== SELECTED EXCERPT ==
Club Run, Saturday 27th January, 2018
My Ride (according to Strava)
Total Distance 115 km / 72 miles with 1,068 metres of climbing
Ride Time: 4 hours 54 minutes
Average Speed: 23.5 km/h
Group size: 25 riders, 0 FNG’s
Temperature: 10°C
Weather in a word or two: Tepid

Saturday was set for to be a remarkably mild, late January day and, as soon as I levelled out after rolling down the hill, I realised I’d probably got the clothing choices wrong. Again.
It was already 7°C and while I wasn’t convinced we’d eke that much more warmth out of a pale sun, that would stay largely muffled behind a thick pall of cloud, temperatures were only ever likely to rise. Meanwhile, although the clouds threatened the occasional rain shower, they never quite delivered.
Ultimately, a winter jacket, long-sleeved baselayer and thick gloves would prove too much, even though I’d discarded the headband and buff to let a little cool air circulate. Caught out once again by the eccentric vicissitudes of the Great British weather.
The rowing club looked to be gearing up for another big event as I swung past, the car parks already full and marshals bustling around organising everything. The tide was most definitely out as I crossed over the river though, wide mud banks exposed to either side and only a thin channel of murky water midstream. I guessed they wouldn’t be starting anytime soon.
===
== RECORD EXCERPTS ==
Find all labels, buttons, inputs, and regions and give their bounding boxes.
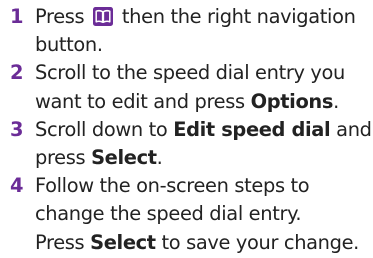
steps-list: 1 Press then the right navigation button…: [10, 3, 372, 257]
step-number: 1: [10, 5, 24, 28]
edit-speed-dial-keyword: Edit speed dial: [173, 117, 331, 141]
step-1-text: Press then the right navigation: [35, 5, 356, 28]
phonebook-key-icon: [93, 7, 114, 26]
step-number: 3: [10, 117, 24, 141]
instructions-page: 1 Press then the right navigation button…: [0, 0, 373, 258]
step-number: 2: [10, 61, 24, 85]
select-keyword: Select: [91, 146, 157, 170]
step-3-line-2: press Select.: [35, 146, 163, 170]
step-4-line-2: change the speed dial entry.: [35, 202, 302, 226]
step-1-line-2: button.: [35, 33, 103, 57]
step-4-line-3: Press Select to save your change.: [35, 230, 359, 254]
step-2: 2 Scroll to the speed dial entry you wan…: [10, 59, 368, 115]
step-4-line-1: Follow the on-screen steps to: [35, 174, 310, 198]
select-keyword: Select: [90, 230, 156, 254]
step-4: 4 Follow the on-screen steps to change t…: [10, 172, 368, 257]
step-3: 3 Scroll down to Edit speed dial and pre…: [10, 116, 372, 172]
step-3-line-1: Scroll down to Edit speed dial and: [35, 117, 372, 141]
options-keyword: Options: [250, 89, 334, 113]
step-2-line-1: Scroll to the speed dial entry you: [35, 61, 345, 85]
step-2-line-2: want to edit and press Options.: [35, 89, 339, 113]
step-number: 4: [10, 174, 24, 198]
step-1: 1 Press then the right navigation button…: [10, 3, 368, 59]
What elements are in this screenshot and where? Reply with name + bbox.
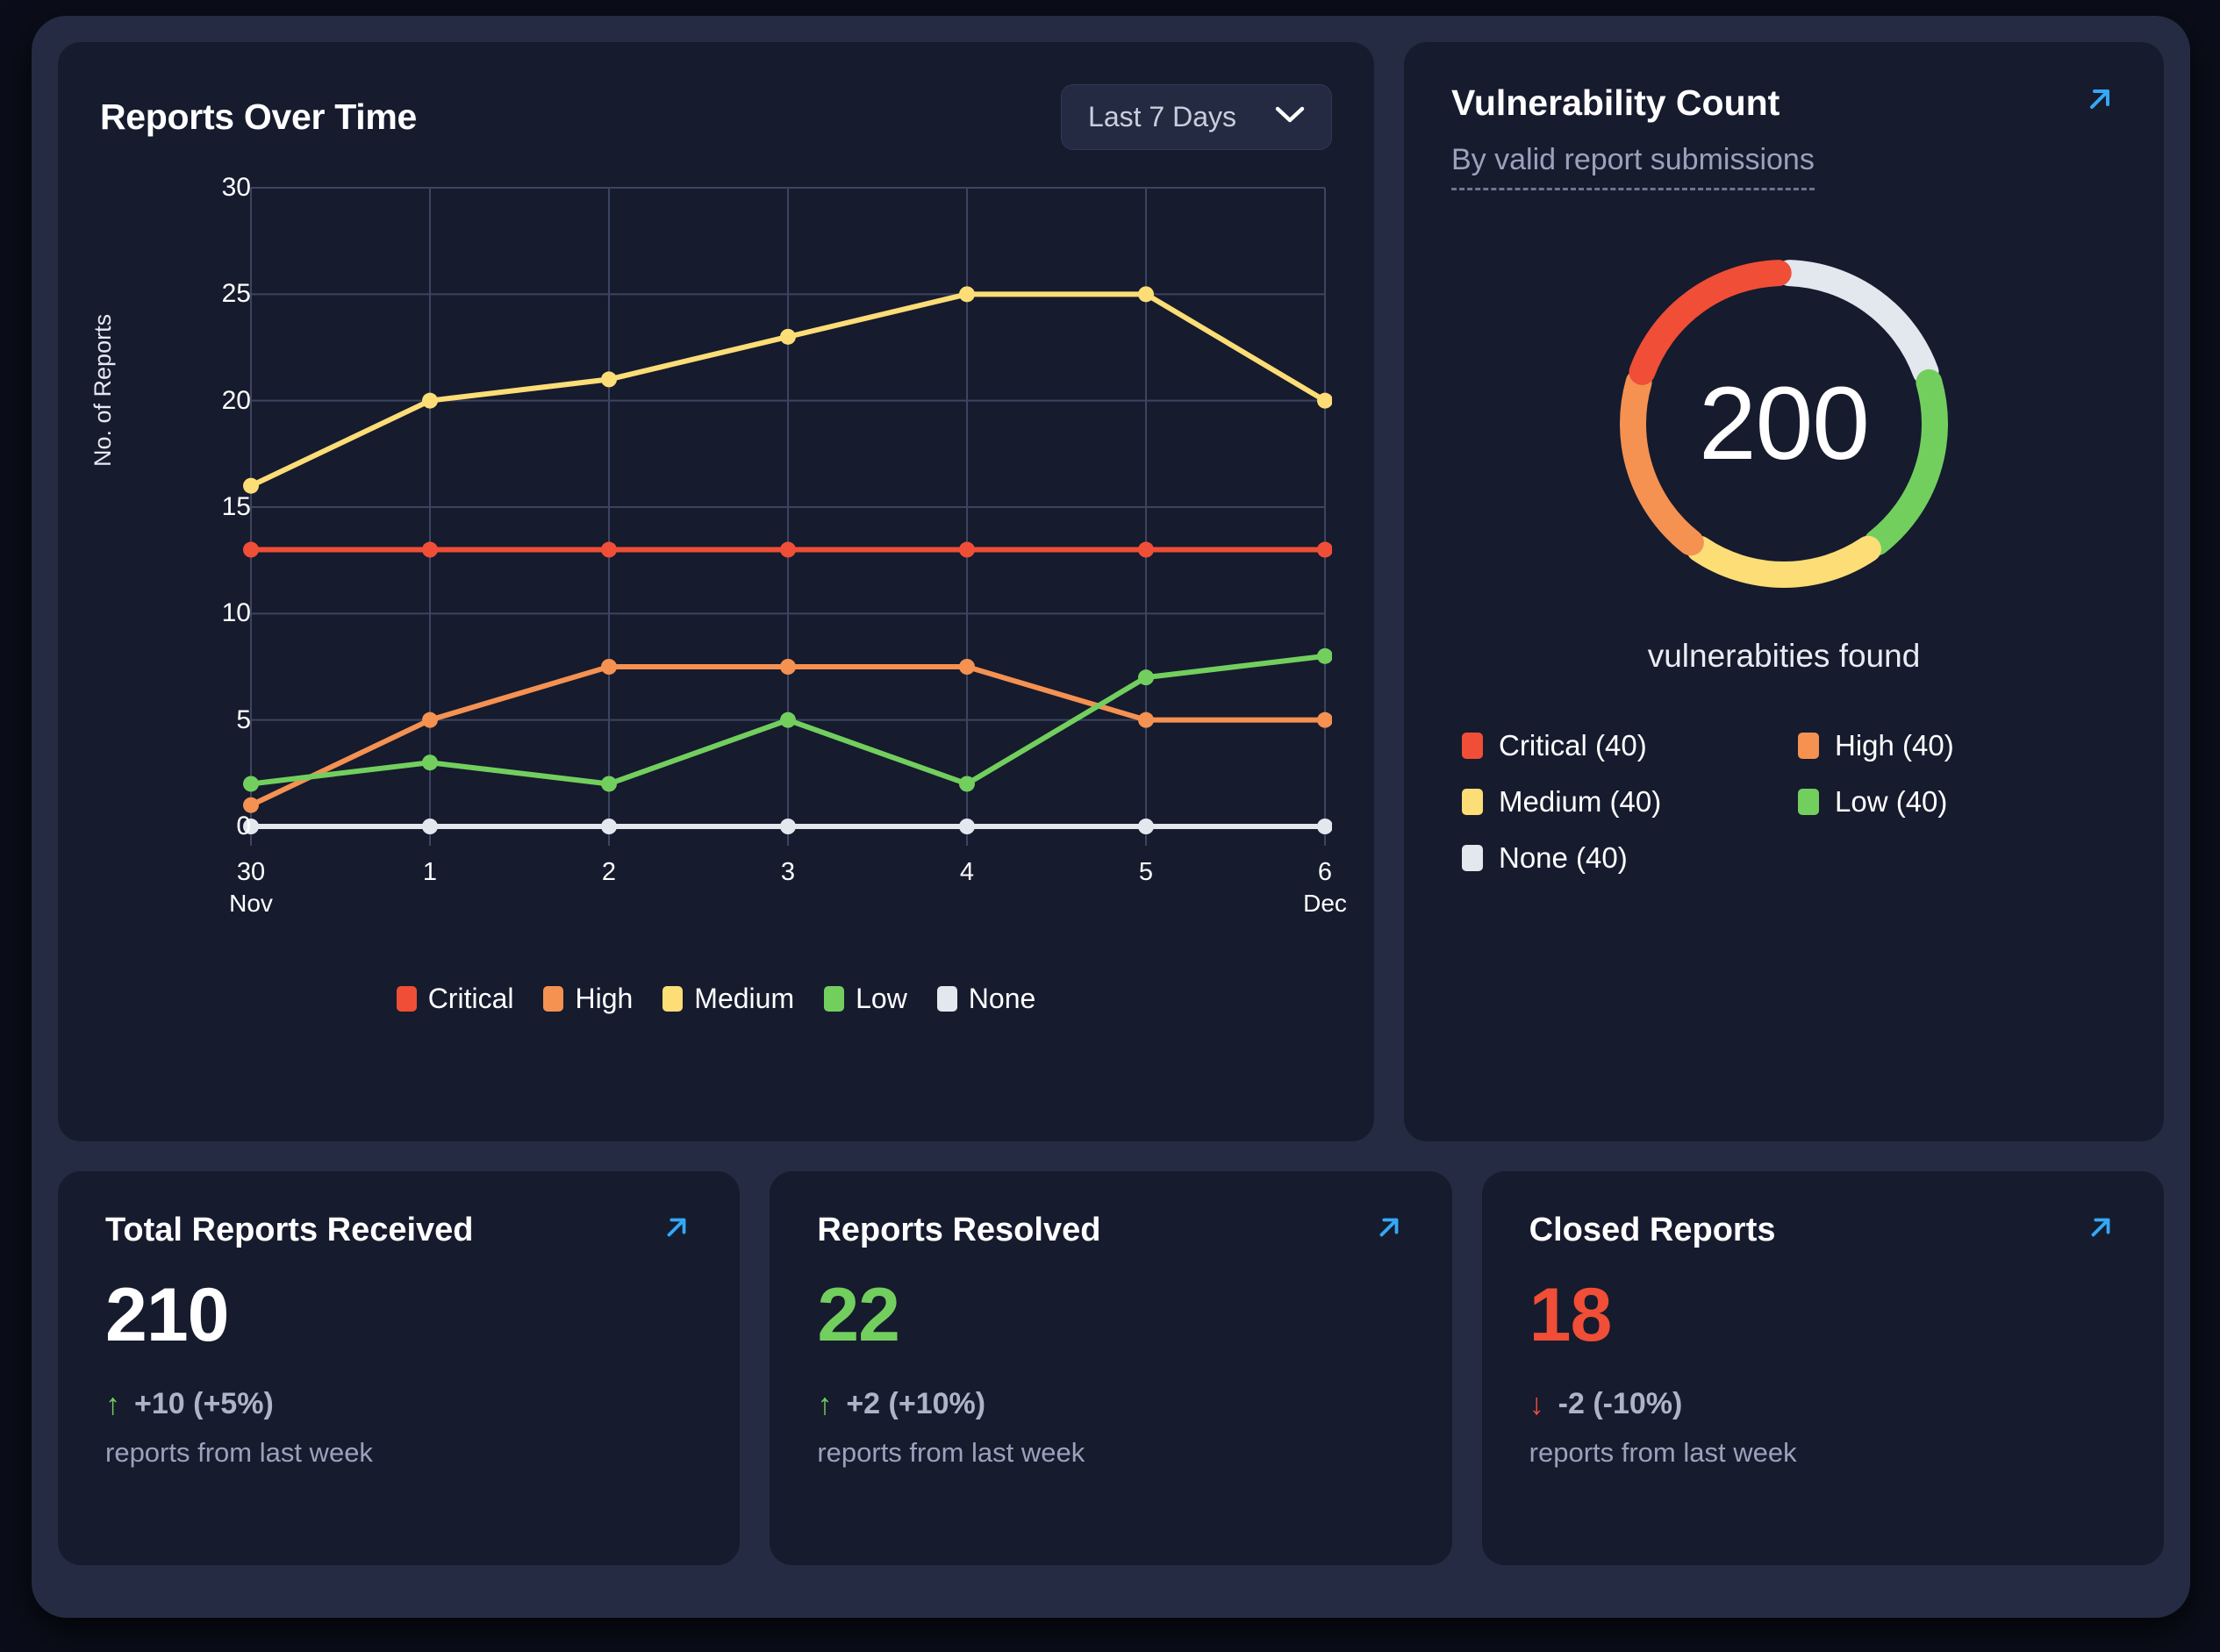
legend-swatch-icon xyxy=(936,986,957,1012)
===
## EXERCISES TO COMPLETE
a – What overall temperature does the club run ride report give for the day?
b – Carry the club run ride report forward from the point where it stops, keeping the same first-person voice.
The lines are separate material with no connection to the club run ride report.

## WRITTEN RESPONSES
a – 10°C

b –
Things were whirring along nicely, both my legs and bike behaving and it wasn’t long before I was pulling up at the meeting point, to see what another club run would bring.
Main topics of conversation at the start:
One of the first to arrive was the Red Max, back after a long absence, which, according to him, was spent diligently and cheerfully answering each and every whim, no matter how trivial, or spurious, of a seriously incapacitated and post-operative Mrs. Max.
Or, at least that’s the official version and what he told me to write. If pressed, I would have to note the uncertain emergence of other words and phrases in his narrative, such as harridan, nagging, living-hell, demanding and personal anguish.
Not only was the Red Max back, but he was accompanied by the Monkey Butler Boy, whose trying to step-up to some big-time races this season. Because of this, he’s decided his usual Saturday jaunts, out with the youthful ingrates of the Wrecking Crew, are too short, lackadaisical and not demanding enough. They must be a truly soft option if the alternative is riding out with a bunch of auld gits like us…
OGL announced he’s abrogated all responsibility for organising the clubs annual overseas trip as there are now too many, privately arranged and alternative, unsanctioned, unofficial and competing, “other trips.” Similarly, he’s suggesting that he’s voluntarily disconnecting from Facebook as his edicts aren’t always met with immediate, universal approval and compliance. At the same time though, he seems to be voluntarily disconnecting others from Facebook as well. I assume this is a purge to remove any dissenting voices from the posts he no longer reads, or responds to?
Strange times.
Earlier in the week, the Garrulous Kid had spotted the Colossus, encased in headphones and indulging in some syncopated strolling, interspersed with strident moonwalking, as he bopped along the High Street.
“Just how long have you had those really ancient headphones?” the Garrulous Kid demanded to know.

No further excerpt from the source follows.